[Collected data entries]

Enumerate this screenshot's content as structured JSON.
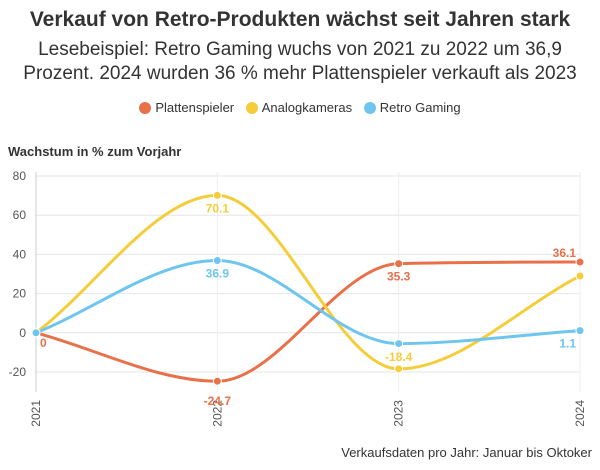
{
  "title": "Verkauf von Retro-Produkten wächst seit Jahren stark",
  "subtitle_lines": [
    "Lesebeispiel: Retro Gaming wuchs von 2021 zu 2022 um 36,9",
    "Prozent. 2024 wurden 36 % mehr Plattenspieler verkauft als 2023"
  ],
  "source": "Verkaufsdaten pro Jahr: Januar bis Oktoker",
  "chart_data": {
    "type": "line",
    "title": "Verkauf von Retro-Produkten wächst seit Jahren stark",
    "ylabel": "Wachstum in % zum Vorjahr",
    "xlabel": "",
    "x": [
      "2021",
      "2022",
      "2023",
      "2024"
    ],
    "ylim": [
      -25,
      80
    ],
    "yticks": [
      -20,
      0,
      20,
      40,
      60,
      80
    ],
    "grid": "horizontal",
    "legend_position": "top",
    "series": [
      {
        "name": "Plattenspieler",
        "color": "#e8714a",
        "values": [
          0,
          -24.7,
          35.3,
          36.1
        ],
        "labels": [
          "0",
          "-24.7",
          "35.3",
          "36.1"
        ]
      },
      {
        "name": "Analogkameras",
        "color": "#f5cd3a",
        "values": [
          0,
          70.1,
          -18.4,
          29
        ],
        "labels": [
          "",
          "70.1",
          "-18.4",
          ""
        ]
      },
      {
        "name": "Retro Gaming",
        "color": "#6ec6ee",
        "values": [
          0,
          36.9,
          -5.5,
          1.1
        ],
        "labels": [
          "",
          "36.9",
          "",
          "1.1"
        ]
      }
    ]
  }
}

- [Your task] Quote every record above exactly, leaving out any pictures.

- [The answer]
Enumerate this screenshot's content as structured JSON.
{
  "title": "Verkauf von Retro-Produkten wächst seit Jahren stark",
  "subtitle_lines": [
    "Lesebeispiel: Retro Gaming wuchs von 2021 zu 2022 um 36,9",
    "Prozent. 2024 wurden 36 % mehr Plattenspieler verkauft als 2023"
  ],
  "source": "Verkaufsdaten pro Jahr: Januar bis Oktoker",
  "chart_data": {
    "type": "line",
    "title": "Verkauf von Retro-Produkten wächst seit Jahren stark",
    "ylabel": "Wachstum in % zum Vorjahr",
    "xlabel": "",
    "x": [
      "2021",
      "2022",
      "2023",
      "2024"
    ],
    "ylim": [
      -25,
      80
    ],
    "yticks": [
      -20,
      0,
      20,
      40,
      60,
      80
    ],
    "grid": "horizontal",
    "legend_position": "top",
    "series": [
      {
        "name": "Plattenspieler",
        "color": "#e8714a",
        "values": [
          0,
          -24.7,
          35.3,
          36.1
        ],
        "labels": [
          "0",
          "-24.7",
          "35.3",
          "36.1"
        ]
      },
      {
        "name": "Analogkameras",
        "color": "#f5cd3a",
        "values": [
          0,
          70.1,
          -18.4,
          29
        ],
        "labels": [
          "",
          "70.1",
          "-18.4",
          ""
        ]
      },
      {
        "name": "Retro Gaming",
        "color": "#6ec6ee",
        "values": [
          0,
          36.9,
          -5.5,
          1.1
        ],
        "labels": [
          "",
          "36.9",
          "",
          "1.1"
        ]
      }
    ]
  }
}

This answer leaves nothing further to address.